TASK STATEMENT
Repeat each record below exactly as given.

--- start RECORD EXTRACTS ---

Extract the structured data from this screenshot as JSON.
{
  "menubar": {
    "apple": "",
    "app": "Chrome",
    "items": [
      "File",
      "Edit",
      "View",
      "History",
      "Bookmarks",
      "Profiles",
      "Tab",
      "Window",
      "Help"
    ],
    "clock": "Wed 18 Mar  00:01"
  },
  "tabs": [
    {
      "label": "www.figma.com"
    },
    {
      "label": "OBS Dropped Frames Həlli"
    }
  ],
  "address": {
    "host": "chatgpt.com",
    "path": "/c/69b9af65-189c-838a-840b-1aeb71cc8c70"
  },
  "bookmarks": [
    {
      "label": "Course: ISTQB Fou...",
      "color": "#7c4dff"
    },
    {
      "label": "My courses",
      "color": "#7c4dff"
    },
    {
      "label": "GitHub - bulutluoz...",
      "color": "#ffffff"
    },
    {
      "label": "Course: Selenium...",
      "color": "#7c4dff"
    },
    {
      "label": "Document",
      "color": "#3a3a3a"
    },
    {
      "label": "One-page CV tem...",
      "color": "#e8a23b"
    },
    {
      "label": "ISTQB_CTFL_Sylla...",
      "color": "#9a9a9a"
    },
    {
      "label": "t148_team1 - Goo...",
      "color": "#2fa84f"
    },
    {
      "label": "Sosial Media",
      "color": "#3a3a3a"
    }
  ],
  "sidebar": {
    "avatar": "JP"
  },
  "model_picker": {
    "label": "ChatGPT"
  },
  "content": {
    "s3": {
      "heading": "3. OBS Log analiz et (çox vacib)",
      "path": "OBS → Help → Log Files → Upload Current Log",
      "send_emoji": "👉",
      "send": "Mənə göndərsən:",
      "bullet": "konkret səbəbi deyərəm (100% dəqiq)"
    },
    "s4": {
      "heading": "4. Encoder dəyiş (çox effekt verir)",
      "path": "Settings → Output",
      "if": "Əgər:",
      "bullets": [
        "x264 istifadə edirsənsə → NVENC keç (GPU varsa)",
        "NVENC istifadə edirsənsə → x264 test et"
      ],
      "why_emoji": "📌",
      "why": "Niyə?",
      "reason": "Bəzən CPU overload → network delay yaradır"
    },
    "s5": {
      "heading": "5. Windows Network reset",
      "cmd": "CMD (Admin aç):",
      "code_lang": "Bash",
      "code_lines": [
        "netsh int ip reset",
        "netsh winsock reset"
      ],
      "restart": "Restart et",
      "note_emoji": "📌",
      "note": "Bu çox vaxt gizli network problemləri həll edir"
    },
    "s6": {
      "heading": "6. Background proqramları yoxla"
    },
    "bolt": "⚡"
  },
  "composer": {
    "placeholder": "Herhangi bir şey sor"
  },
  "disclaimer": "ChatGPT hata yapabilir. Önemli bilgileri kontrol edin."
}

--- end RECORD EXTRACTS ---

WRITTEN SOLUTION
Extract the structured data from this screenshot as JSON.
{
  "menubar": {
    "apple": "",
    "app": "Chrome",
    "items": [
      "File",
      "Edit",
      "View",
      "History",
      "Bookmarks",
      "Profiles",
      "Tab",
      "Window",
      "Help"
    ],
    "clock": "Wed 18 Mar  00:01"
  },
  "tabs": [
    {
      "label": "www.figma.com"
    },
    {
      "label": "OBS Dropped Frames Həlli"
    }
  ],
  "address": {
    "host": "chatgpt.com",
    "path": "/c/69b9af65-189c-838a-840b-1aeb71cc8c70"
  },
  "bookmarks": [
    {
      "label": "Course: ISTQB Fou...",
      "color": "#7c4dff"
    },
    {
      "label": "My courses",
      "color": "#7c4dff"
    },
    {
      "label": "GitHub - bulutluoz...",
      "color": "#ffffff"
    },
    {
      "label": "Course: Selenium...",
      "color": "#7c4dff"
    },
    {
      "label": "Document",
      "color": "#3a3a3a"
    },
    {
      "label": "One-page CV tem...",
      "color": "#e8a23b"
    },
    {
      "label": "ISTQB_CTFL_Sylla...",
      "color": "#9a9a9a"
    },
    {
      "label": "t148_team1 - Goo...",
      "color": "#2fa84f"
    },
    {
      "label": "Sosial Media",
      "color": "#3a3a3a"
    }
  ],
  "sidebar": {
    "avatar": "JP"
  },
  "model_picker": {
    "label": "ChatGPT"
  },
  "content": {
    "s3": {
      "heading": "3. OBS Log analiz et (çox vacib)",
      "path": "OBS → Help → Log Files → Upload Current Log",
      "send_emoji": "👉",
      "send": "Mənə göndərsən:",
      "bullet": "konkret səbəbi deyərəm (100% dəqiq)"
    },
    "s4": {
      "heading": "4. Encoder dəyiş (çox effekt verir)",
      "path": "Settings → Output",
      "if": "Əgər:",
      "bullets": [
        "x264 istifadə edirsənsə → NVENC keç (GPU varsa)",
        "NVENC istifadə edirsənsə → x264 test et"
      ],
      "why_emoji": "📌",
      "why": "Niyə?",
      "reason": "Bəzən CPU overload → network delay yaradır"
    },
    "s5": {
      "heading": "5. Windows Network reset",
      "cmd": "CMD (Admin aç):",
      "code_lang": "Bash",
      "code_lines": [
        "netsh int ip reset",
        "netsh winsock reset"
      ],
      "restart": "Restart et",
      "note_emoji": "📌",
      "note": "Bu çox vaxt gizli network problemləri həll edir"
    },
    "s6": {
      "heading": "6. Background proqramları yoxla"
    },
    "bolt": "⚡"
  },
  "composer": {
    "placeholder": "Herhangi bir şey sor"
  },
  "disclaimer": "ChatGPT hata yapabilir. Önemli bilgileri kontrol edin."
}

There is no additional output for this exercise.